Task details
From the listing below, pull out all lines with "ranges" in them.

====== Listed records ======

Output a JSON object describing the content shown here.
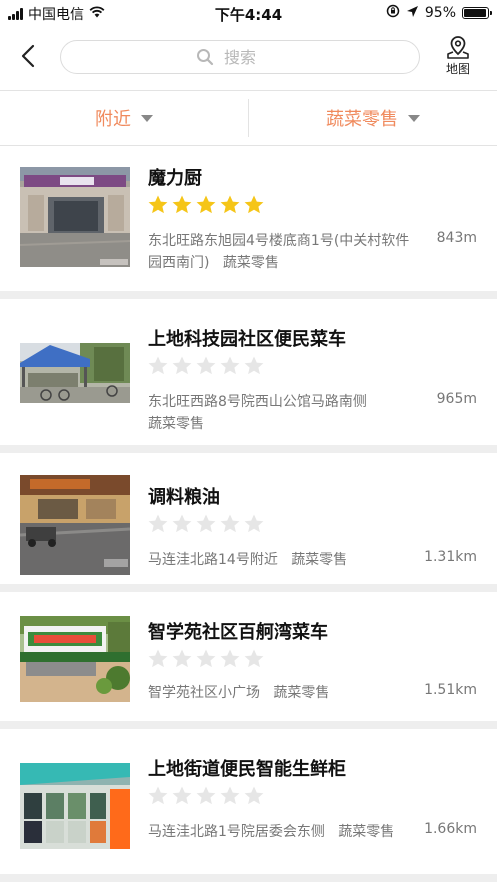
{
  "status": {
    "carrier": "中国电信",
    "time": "下午4:44",
    "battery": "95%",
    "battery_level": 0.95
  },
  "nav": {
    "search_placeholder": "搜索",
    "map_label": "地图"
  },
  "filters": [
    {
      "label": "附近"
    },
    {
      "label": "蔬菜零售"
    }
  ],
  "colors": {
    "accent": "#f08a5d",
    "star_on": "#f5c518",
    "star_off": "#e6e6e6"
  },
  "shops": [
    {
      "name": "魔力厨",
      "rating": 5,
      "address": "东北旺路东旭园4号楼底商1号(中关村软件园西南门)",
      "category": "蔬菜零售",
      "distance": "843m"
    },
    {
      "name": "上地科技园社区便民菜车",
      "rating": 0,
      "address": "东北旺西路8号院西山公馆马路南侧",
      "category": "蔬菜零售",
      "distance": "965m"
    },
    {
      "name": "调料粮油",
      "rating": 0,
      "address": "马连洼北路14号附近",
      "category": "蔬菜零售",
      "distance": "1.31km"
    },
    {
      "name": "智学苑社区百舸湾菜车",
      "rating": 0,
      "address": "智学苑社区小广场",
      "category": "蔬菜零售",
      "distance": "1.51km"
    },
    {
      "name": "上地街道便民智能生鲜柜",
      "rating": 0,
      "address": "马连洼北路1号院居委会东侧",
      "category": "蔬菜零售",
      "distance": "1.66km"
    }
  ]
}
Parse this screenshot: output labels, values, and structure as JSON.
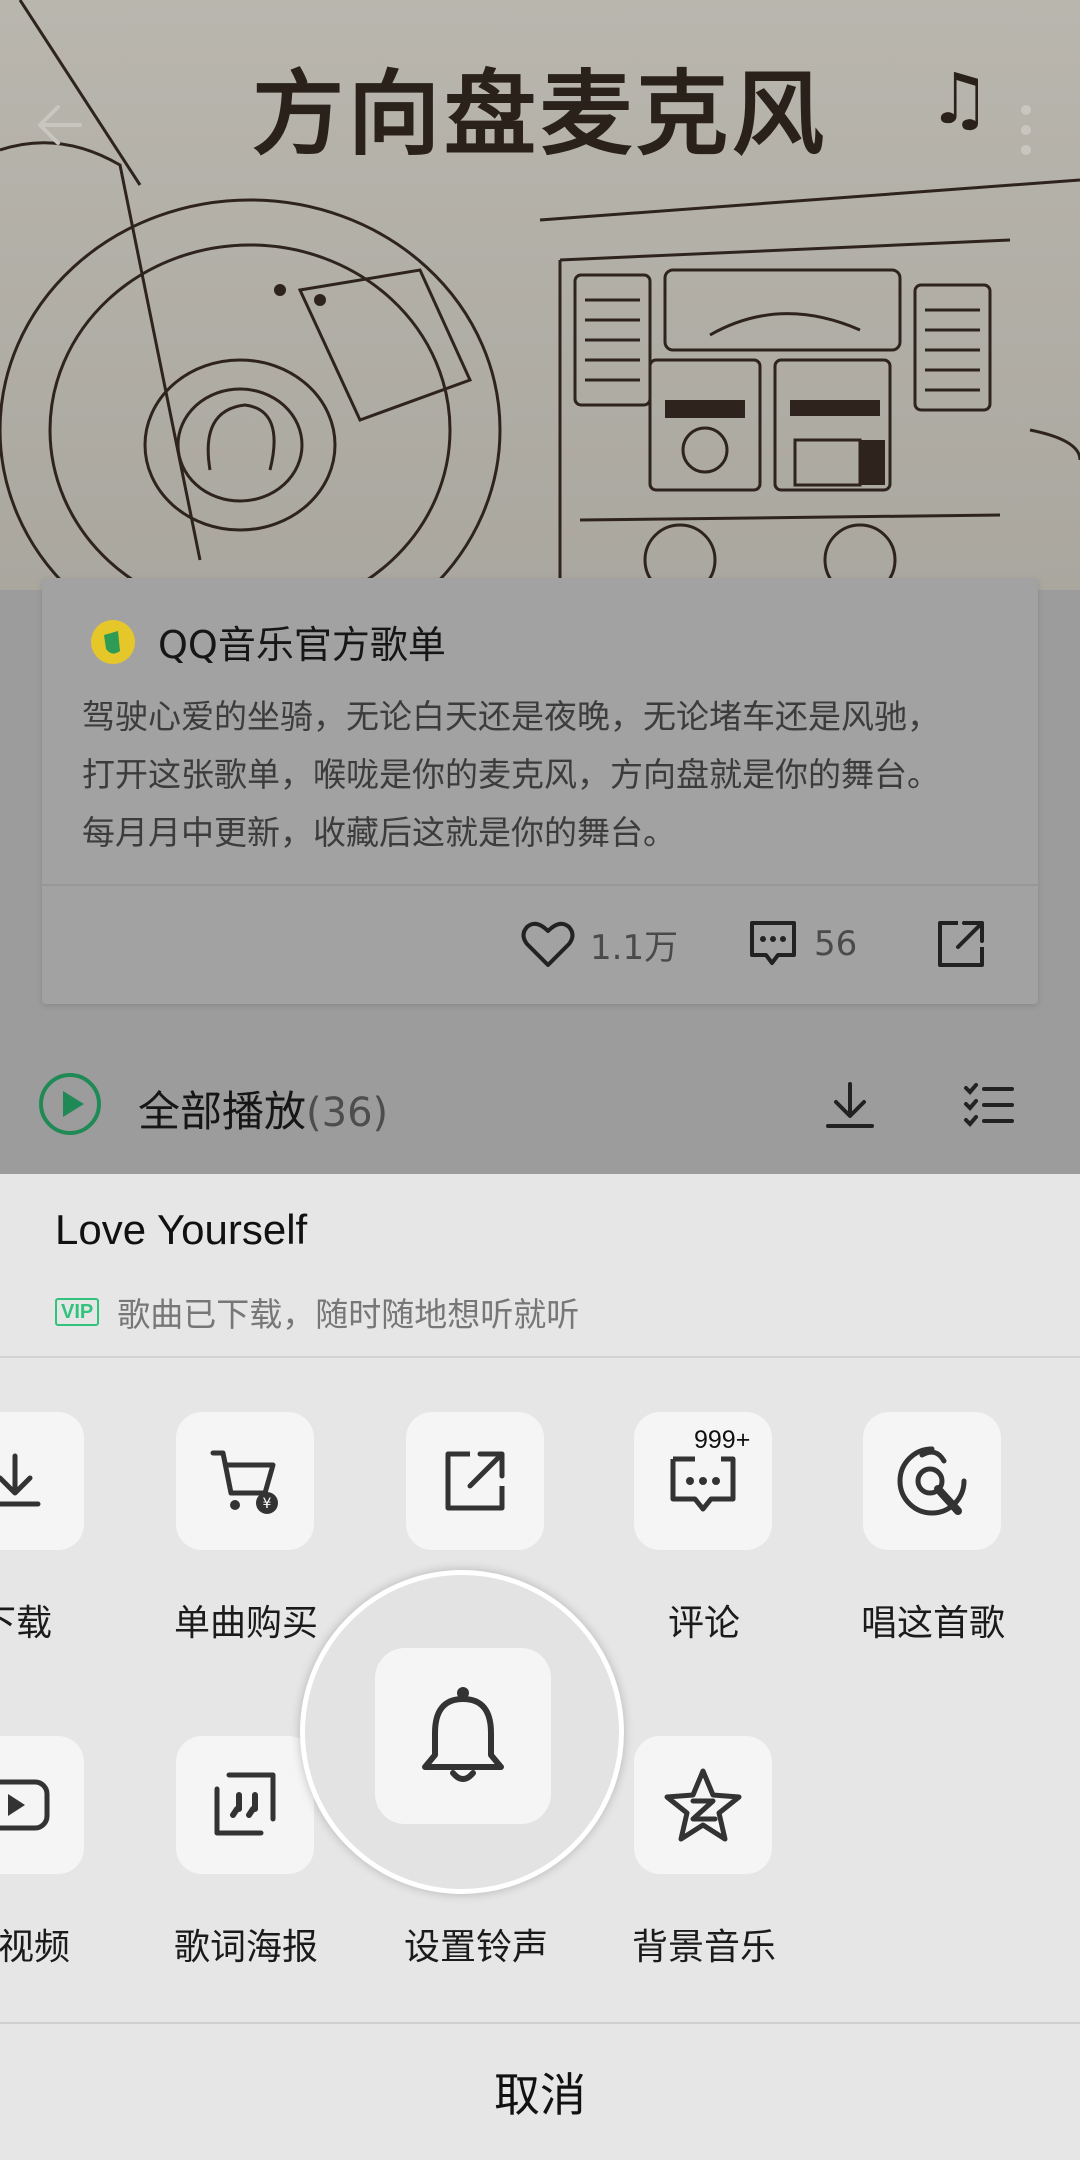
{
  "hero": {
    "title": "方向盘麦克风",
    "note_glyph": "♫"
  },
  "playlist": {
    "author": "QQ音乐官方歌单",
    "description_lines": [
      "驾驶心爱的坐骑，无论白天还是夜晚，无论堵车还是风驰，",
      "打开这张歌单，喉咙是你的麦克风，方向盘就是你的舞台。",
      "每月月中更新，收藏后这就是你的舞台。"
    ],
    "likes": "1.1万",
    "comments": "56",
    "play_all_label": "全部播放",
    "play_all_count": "(36)"
  },
  "sheet": {
    "song_title": "Love Yourself",
    "vip_badge": "VIP",
    "subtitle": "歌曲已下载，随时随地想听就听",
    "actions_row1": [
      {
        "label": "下载",
        "icon": "download-icon"
      },
      {
        "label": "单曲购买",
        "icon": "cart-icon"
      },
      {
        "label": "",
        "icon": "share-icon"
      },
      {
        "label": "评论",
        "icon": "comment-icon",
        "badge": "999+"
      },
      {
        "label": "唱这首歌",
        "icon": "karaoke-icon"
      }
    ],
    "actions_row2": [
      {
        "label": "放视频",
        "icon": "video-icon"
      },
      {
        "label": "歌词海报",
        "icon": "lyric-poster-icon"
      },
      {
        "label": "设置铃声",
        "icon": "bell-icon"
      },
      {
        "label": "背景音乐",
        "icon": "qzone-star-icon"
      }
    ],
    "cancel_label": "取消"
  },
  "colors": {
    "accent_green": "#31c27c",
    "sheet_bg": "#e6e6e6",
    "dim_bg": "#9c9c9c"
  }
}
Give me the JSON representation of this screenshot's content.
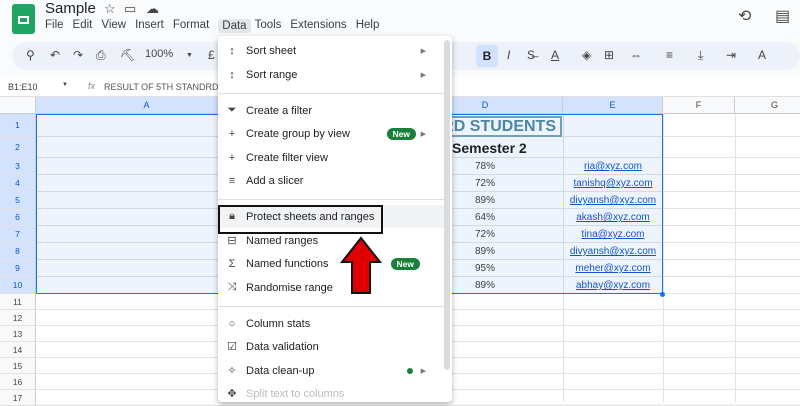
{
  "app": {
    "title": "Sample",
    "menus": [
      "File",
      "Edit",
      "View",
      "Insert",
      "Format",
      "Data",
      "Tools",
      "Extensions",
      "Help"
    ],
    "active_menu": "Data"
  },
  "toolbar": {
    "zoom": "100%",
    "bold": "B",
    "italic": "I",
    "currency": "£"
  },
  "formula_bar": {
    "name_box": "B1:E10",
    "fx": "fx",
    "content": "RESULT OF 5TH STANDRD ST"
  },
  "columns": [
    "A",
    "D",
    "E",
    "F",
    "G"
  ],
  "rows": [
    "1",
    "2",
    "3",
    "4",
    "5",
    "6",
    "7",
    "8",
    "9",
    "10",
    "11",
    "12",
    "13",
    "14",
    "15",
    "16",
    "17"
  ],
  "sheet": {
    "title_fragment": "RD STUDENTS",
    "subheader": "Semester 2",
    "scores": [
      "78%",
      "72%",
      "89%",
      "64%",
      "72%",
      "89%",
      "95%",
      "89%"
    ],
    "emails": [
      "ria@xyz.com",
      "tanishq@xyz.com",
      "divyansh@xyz.com",
      "akash@xyz.com",
      "tina@xyz.com",
      "divyansh@xyz.com",
      "meher@xyz.com",
      "abhay@xyz.com"
    ]
  },
  "data_menu": {
    "items": [
      {
        "label": "Sort sheet",
        "icon": "sort-icon",
        "submenu": true
      },
      {
        "label": "Sort range",
        "icon": "sort-icon",
        "submenu": true
      },
      {
        "label": "Create a filter",
        "icon": "filter-icon"
      },
      {
        "label": "Create group by view",
        "icon": "plus-icon",
        "badge": "New",
        "submenu": true
      },
      {
        "label": "Create filter view",
        "icon": "plus-icon"
      },
      {
        "label": "Add a slicer",
        "icon": "slicer-icon"
      },
      {
        "label": "Protect sheets and ranges",
        "icon": "lock-icon",
        "highlighted": true
      },
      {
        "label": "Named ranges",
        "icon": "named-ranges-icon"
      },
      {
        "label": "Named functions",
        "icon": "sigma-icon",
        "badge": "New"
      },
      {
        "label": "Randomise range",
        "icon": "shuffle-icon"
      },
      {
        "label": "Column stats",
        "icon": "bulb-icon"
      },
      {
        "label": "Data validation",
        "icon": "validation-icon"
      },
      {
        "label": "Data clean-up",
        "icon": "wand-icon",
        "submenu": true
      },
      {
        "label": "Split text to columns",
        "icon": "split-icon",
        "disabled": true
      }
    ]
  },
  "colors": {
    "accent": "#1a73e8",
    "badge": "#188038",
    "annotation_arrow": "#e00000",
    "title_text": "#4a86a8"
  }
}
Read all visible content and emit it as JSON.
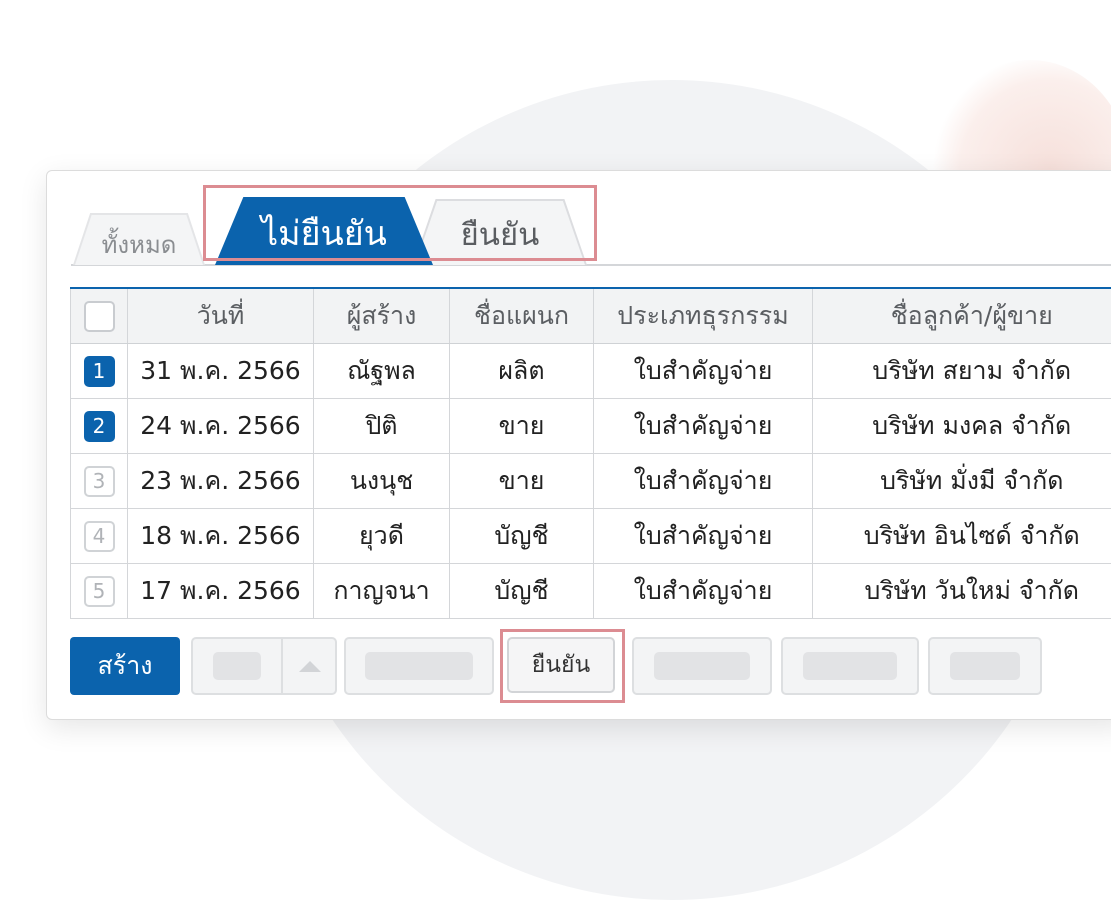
{
  "tabs": {
    "all": "ทั้งหมด",
    "unconfirmed": "ไม่ยืนยัน",
    "confirmed": "ยืนยัน"
  },
  "table": {
    "headers": [
      "วันที่",
      "ผู้สร้าง",
      "ชื่อแผนก",
      "ประเภทธุรกรรม",
      "ชื่อลูกค้า/ผู้ขาย"
    ],
    "rows": [
      {
        "no": "1",
        "checked": true,
        "date": "31 พ.ค. 2566",
        "creator": "ณัฐพล",
        "dept": "ผลิต",
        "type": "ใบสำคัญจ่าย",
        "party": "บริษัท สยาม จำกัด"
      },
      {
        "no": "2",
        "checked": true,
        "date": "24 พ.ค. 2566",
        "creator": "ปิติ",
        "dept": "ขาย",
        "type": "ใบสำคัญจ่าย",
        "party": "บริษัท มงคล จำกัด"
      },
      {
        "no": "3",
        "checked": false,
        "date": "23 พ.ค. 2566",
        "creator": "นงนุช",
        "dept": "ขาย",
        "type": "ใบสำคัญจ่าย",
        "party": "บริษัท มั่งมี จำกัด"
      },
      {
        "no": "4",
        "checked": false,
        "date": "18 พ.ค. 2566",
        "creator": "ยุวดี",
        "dept": "บัญชี",
        "type": "ใบสำคัญจ่าย",
        "party": "บริษัท อินไซด์ จำกัด"
      },
      {
        "no": "5",
        "checked": false,
        "date": "17 พ.ค. 2566",
        "creator": "กาญจนา",
        "dept": "บัญชี",
        "type": "ใบสำคัญจ่าย",
        "party": "บริษัท วันใหม่ จำกัด"
      }
    ]
  },
  "toolbar": {
    "create_label": "สร้าง",
    "confirm_label": "ยืนยัน"
  },
  "colors": {
    "accent": "#0b63ad",
    "highlight": "#dc8c92"
  }
}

======

Expected answer
        "label": "Protect sheets and ranges",
        "label": "Named ranges",
        "icon": "named-ranges-icon"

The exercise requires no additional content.